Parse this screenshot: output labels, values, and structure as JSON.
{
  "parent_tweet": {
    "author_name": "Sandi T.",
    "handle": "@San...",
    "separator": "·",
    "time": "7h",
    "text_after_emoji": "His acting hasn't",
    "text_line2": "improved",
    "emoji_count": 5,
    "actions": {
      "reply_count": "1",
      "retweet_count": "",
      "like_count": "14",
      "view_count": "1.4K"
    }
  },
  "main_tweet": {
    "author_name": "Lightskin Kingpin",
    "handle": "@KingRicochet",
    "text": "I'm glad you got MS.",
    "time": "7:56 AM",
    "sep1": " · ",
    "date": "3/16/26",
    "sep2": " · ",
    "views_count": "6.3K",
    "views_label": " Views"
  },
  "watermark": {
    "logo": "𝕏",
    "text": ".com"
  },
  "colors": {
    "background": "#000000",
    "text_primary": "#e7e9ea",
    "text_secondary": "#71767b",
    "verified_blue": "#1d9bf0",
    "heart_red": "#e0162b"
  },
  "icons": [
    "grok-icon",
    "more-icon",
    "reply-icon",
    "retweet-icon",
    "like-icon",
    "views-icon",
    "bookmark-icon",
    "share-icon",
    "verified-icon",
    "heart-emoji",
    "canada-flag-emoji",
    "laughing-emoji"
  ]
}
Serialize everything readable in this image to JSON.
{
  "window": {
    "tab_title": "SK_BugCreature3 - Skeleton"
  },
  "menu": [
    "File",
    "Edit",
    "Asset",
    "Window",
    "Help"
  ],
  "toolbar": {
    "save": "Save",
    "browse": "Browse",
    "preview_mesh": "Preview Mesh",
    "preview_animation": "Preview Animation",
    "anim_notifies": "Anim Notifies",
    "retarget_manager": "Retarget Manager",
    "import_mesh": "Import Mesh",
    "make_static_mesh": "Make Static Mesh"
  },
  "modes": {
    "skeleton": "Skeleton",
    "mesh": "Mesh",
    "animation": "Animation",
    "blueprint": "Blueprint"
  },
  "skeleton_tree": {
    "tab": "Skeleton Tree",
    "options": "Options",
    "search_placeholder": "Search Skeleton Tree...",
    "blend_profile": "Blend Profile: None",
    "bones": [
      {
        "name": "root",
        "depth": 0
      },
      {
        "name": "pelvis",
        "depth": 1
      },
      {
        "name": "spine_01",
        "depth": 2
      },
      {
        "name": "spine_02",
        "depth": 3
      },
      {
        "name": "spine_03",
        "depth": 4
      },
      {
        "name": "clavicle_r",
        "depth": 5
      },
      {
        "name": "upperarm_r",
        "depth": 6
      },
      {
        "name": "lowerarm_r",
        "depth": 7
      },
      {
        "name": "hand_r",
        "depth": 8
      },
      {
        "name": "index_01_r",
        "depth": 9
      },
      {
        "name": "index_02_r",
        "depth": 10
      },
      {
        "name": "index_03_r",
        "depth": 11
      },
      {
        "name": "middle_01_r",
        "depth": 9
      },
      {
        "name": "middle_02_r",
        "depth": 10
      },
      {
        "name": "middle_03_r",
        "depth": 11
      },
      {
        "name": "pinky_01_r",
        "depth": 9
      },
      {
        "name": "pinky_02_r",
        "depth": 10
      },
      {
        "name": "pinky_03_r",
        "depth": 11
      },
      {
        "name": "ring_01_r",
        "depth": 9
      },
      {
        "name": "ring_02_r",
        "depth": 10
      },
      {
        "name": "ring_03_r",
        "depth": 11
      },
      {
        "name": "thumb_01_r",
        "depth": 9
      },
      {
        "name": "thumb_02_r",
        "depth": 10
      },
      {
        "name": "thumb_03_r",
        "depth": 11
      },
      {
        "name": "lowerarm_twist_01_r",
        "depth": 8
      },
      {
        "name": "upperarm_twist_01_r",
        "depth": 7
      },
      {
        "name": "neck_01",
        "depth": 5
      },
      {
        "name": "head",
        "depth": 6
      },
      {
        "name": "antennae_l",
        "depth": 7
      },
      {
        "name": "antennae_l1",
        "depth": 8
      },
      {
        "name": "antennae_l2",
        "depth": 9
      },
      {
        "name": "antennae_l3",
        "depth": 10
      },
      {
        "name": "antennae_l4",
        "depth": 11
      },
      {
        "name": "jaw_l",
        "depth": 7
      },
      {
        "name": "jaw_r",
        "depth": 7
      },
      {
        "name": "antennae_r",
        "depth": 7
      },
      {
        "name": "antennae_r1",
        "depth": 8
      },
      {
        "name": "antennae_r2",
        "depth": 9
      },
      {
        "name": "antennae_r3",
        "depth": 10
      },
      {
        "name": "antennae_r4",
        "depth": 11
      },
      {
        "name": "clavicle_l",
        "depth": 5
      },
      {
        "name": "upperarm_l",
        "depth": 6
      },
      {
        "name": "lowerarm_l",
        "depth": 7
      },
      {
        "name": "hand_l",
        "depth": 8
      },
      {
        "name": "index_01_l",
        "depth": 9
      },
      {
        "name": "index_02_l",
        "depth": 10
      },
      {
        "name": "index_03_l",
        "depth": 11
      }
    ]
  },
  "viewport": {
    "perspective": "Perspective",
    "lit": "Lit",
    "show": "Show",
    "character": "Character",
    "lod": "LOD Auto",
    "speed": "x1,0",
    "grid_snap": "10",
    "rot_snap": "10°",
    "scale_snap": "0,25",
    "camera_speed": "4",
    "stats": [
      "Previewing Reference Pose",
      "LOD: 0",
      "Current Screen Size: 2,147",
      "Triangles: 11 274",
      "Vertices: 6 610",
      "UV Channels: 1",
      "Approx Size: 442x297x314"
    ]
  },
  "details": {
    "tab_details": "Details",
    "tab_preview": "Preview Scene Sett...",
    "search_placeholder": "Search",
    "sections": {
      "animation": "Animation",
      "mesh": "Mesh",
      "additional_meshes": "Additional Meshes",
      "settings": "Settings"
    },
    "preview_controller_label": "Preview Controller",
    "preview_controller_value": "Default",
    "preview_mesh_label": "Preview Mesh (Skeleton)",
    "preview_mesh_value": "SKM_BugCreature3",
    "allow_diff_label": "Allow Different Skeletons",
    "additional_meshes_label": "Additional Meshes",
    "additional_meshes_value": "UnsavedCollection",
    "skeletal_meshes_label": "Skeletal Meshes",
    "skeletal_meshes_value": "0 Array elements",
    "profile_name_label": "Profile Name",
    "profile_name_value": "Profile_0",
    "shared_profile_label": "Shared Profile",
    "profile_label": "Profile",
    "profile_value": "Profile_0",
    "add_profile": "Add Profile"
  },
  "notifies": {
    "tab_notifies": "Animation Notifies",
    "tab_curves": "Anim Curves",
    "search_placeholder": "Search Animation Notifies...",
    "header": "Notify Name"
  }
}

------------------------------------------------------------

PROBLEM STATEMENT:
Extract every line above exactly as it stands.

WORKED SOLUTION:
Parse this screenshot: output labels, values, and structure as JSON.
{
  "parent_tweet": {
    "author_name": "Sandi T.",
    "handle": "@San...",
    "separator": "·",
    "time": "7h",
    "text_after_emoji": "His acting hasn't",
    "text_line2": "improved",
    "emoji_count": 5,
    "actions": {
      "reply_count": "1",
      "retweet_count": "",
      "like_count": "14",
      "view_count": "1.4K"
    }
  },
  "main_tweet": {
    "author_name": "Lightskin Kingpin",
    "handle": "@KingRicochet",
    "text": "I'm glad you got MS.",
    "time": "7:56 AM",
    "sep1": " · ",
    "date": "3/16/26",
    "sep2": " · ",
    "views_count": "6.3K",
    "views_label": " Views"
  },
  "watermark": {
    "logo": "𝕏",
    "text": ".com"
  },
  "colors": {
    "background": "#000000",
    "text_primary": "#e7e9ea",
    "text_secondary": "#71767b",
    "verified_blue": "#1d9bf0",
    "heart_red": "#e0162b"
  },
  "icons": [
    "grok-icon",
    "more-icon",
    "reply-icon",
    "retweet-icon",
    "like-icon",
    "views-icon",
    "bookmark-icon",
    "share-icon",
    "verified-icon",
    "heart-emoji",
    "canada-flag-emoji",
    "laughing-emoji"
  ]
}
Serialize everything readable in this image to JSON.
{
  "window": {
    "tab_title": "SK_BugCreature3 - Skeleton"
  },
  "menu": [
    "File",
    "Edit",
    "Asset",
    "Window",
    "Help"
  ],
  "toolbar": {
    "save": "Save",
    "browse": "Browse",
    "preview_mesh": "Preview Mesh",
    "preview_animation": "Preview Animation",
    "anim_notifies": "Anim Notifies",
    "retarget_manager": "Retarget Manager",
    "import_mesh": "Import Mesh",
    "make_static_mesh": "Make Static Mesh"
  },
  "modes": {
    "skeleton": "Skeleton",
    "mesh": "Mesh",
    "animation": "Animation",
    "blueprint": "Blueprint"
  },
  "skeleton_tree": {
    "tab": "Skeleton Tree",
    "options": "Options",
    "search_placeholder": "Search Skeleton Tree...",
    "blend_profile": "Blend Profile: None",
    "bones": [
      {
        "name": "root",
        "depth": 0
      },
      {
        "name": "pelvis",
        "depth": 1
      },
      {
        "name": "spine_01",
        "depth": 2
      },
      {
        "name": "spine_02",
        "depth": 3
      },
      {
        "name": "spine_03",
        "depth": 4
      },
      {
        "name": "clavicle_r",
        "depth": 5
      },
      {
        "name": "upperarm_r",
        "depth": 6
      },
      {
        "name": "lowerarm_r",
        "depth": 7
      },
      {
        "name": "hand_r",
        "depth": 8
      },
      {
        "name": "index_01_r",
        "depth": 9
      },
      {
        "name": "index_02_r",
        "depth": 10
      },
      {
        "name": "index_03_r",
        "depth": 11
      },
      {
        "name": "middle_01_r",
        "depth": 9
      },
      {
        "name": "middle_02_r",
        "depth": 10
      },
      {
        "name": "middle_03_r",
        "depth": 11
      },
      {
        "name": "pinky_01_r",
        "depth": 9
      },
      {
        "name": "pinky_02_r",
        "depth": 10
      },
      {
        "name": "pinky_03_r",
        "depth": 11
      },
      {
        "name": "ring_01_r",
        "depth": 9
      },
      {
        "name": "ring_02_r",
        "depth": 10
      },
      {
        "name": "ring_03_r",
        "depth": 11
      },
      {
        "name": "thumb_01_r",
        "depth": 9
      },
      {
        "name": "thumb_02_r",
        "depth": 10
      },
      {
        "name": "thumb_03_r",
        "depth": 11
      },
      {
        "name": "lowerarm_twist_01_r",
        "depth": 8
      },
      {
        "name": "upperarm_twist_01_r",
        "depth": 7
      },
      {
        "name": "neck_01",
        "depth": 5
      },
      {
        "name": "head",
        "depth": 6
      },
      {
        "name": "antennae_l",
        "depth": 7
      },
      {
        "name": "antennae_l1",
        "depth": 8
      },
      {
        "name": "antennae_l2",
        "depth": 9
      },
      {
        "name": "antennae_l3",
        "depth": 10
      },
      {
        "name": "antennae_l4",
        "depth": 11
      },
      {
        "name": "jaw_l",
        "depth": 7
      },
      {
        "name": "jaw_r",
        "depth": 7
      },
      {
        "name": "antennae_r",
        "depth": 7
      },
      {
        "name": "antennae_r1",
        "depth": 8
      },
      {
        "name": "antennae_r2",
        "depth": 9
      },
      {
        "name": "antennae_r3",
        "depth": 10
      },
      {
        "name": "antennae_r4",
        "depth": 11
      },
      {
        "name": "clavicle_l",
        "depth": 5
      },
      {
        "name": "upperarm_l",
        "depth": 6
      },
      {
        "name": "lowerarm_l",
        "depth": 7
      },
      {
        "name": "hand_l",
        "depth": 8
      },
      {
        "name": "index_01_l",
        "depth": 9
      },
      {
        "name": "index_02_l",
        "depth": 10
      },
      {
        "name": "index_03_l",
        "depth": 11
      }
    ]
  },
  "viewport": {
    "perspective": "Perspective",
    "lit": "Lit",
    "show": "Show",
    "character": "Character",
    "lod": "LOD Auto",
    "speed": "x1,0",
    "grid_snap": "10",
    "rot_snap": "10°",
    "scale_snap": "0,25",
    "camera_speed": "4",
    "stats": [
      "Previewing Reference Pose",
      "LOD: 0",
      "Current Screen Size: 2,147",
      "Triangles: 11 274",
      "Vertices: 6 610",
      "UV Channels: 1",
      "Approx Size: 442x297x314"
    ]
  },
  "details": {
    "tab_details": "Details",
    "tab_preview": "Preview Scene Sett...",
    "search_placeholder": "Search",
    "sections": {
      "animation": "Animation",
      "mesh": "Mesh",
      "additional_meshes": "Additional Meshes",
      "settings": "Settings"
    },
    "preview_controller_label": "Preview Controller",
    "preview_controller_value": "Default",
    "preview_mesh_label": "Preview Mesh (Skeleton)",
    "preview_mesh_value": "SKM_BugCreature3",
    "allow_diff_label": "Allow Different Skeletons",
    "additional_meshes_label": "Additional Meshes",
    "additional_meshes_value": "UnsavedCollection",
    "skeletal_meshes_label": "Skeletal Meshes",
    "skeletal_meshes_value": "0 Array elements",
    "profile_name_label": "Profile Name",
    "profile_name_value": "Profile_0",
    "shared_profile_label": "Shared Profile",
    "profile_label": "Profile",
    "profile_value": "Profile_0",
    "add_profile": "Add Profile"
  },
  "notifies": {
    "tab_notifies": "Animation Notifies",
    "tab_curves": "Anim Curves",
    "search_placeholder": "Search Animation Notifies...",
    "header": "Notify Name"
  }
}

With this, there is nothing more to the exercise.